• AIM:
In the entries below, count every line containing "Vergini". Return the number and nothing else.

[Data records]
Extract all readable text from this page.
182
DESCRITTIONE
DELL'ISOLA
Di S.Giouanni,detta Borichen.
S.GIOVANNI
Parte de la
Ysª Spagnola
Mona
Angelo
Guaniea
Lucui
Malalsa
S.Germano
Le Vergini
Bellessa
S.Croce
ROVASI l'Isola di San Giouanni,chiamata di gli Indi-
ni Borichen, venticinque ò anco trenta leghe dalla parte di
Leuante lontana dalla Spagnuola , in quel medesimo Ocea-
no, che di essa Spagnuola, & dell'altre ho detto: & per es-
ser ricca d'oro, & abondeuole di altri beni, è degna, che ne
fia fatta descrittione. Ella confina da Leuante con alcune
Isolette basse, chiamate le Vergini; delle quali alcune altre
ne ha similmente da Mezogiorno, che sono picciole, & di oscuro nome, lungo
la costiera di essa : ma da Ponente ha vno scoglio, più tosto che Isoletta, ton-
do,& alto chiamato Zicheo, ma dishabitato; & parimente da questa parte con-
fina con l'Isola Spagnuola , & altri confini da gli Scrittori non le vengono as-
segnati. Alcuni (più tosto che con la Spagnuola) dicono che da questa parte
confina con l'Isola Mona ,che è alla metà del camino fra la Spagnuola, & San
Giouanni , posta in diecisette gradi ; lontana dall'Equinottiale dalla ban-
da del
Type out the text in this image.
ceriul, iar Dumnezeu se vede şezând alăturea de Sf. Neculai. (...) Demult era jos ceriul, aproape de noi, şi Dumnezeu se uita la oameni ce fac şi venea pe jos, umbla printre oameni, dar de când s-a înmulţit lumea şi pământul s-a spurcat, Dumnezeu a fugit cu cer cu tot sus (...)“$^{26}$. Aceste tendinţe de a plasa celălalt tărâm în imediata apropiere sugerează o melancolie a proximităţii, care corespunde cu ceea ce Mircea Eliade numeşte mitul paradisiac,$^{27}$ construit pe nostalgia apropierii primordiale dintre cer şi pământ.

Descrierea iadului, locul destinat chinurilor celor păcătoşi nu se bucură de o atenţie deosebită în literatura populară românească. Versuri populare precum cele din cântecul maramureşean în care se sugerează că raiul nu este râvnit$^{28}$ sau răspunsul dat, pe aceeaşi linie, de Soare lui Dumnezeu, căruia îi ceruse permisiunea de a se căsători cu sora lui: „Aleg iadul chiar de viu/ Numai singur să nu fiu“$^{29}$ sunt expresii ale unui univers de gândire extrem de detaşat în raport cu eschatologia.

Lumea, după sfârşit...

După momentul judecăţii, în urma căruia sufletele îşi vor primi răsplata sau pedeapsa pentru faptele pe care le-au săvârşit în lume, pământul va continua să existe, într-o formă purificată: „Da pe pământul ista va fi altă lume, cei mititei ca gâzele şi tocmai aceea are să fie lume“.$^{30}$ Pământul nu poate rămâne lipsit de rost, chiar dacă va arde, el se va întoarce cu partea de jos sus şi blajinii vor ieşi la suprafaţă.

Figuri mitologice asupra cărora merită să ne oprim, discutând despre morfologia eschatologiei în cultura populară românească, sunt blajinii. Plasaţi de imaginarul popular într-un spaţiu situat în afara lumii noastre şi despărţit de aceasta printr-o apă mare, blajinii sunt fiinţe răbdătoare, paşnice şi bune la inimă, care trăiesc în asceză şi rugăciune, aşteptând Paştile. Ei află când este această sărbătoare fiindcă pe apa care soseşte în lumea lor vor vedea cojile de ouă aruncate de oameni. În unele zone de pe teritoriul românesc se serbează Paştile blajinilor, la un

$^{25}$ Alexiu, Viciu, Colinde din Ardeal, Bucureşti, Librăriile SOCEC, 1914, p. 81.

• OUTPUT FOR THIS TASK:
2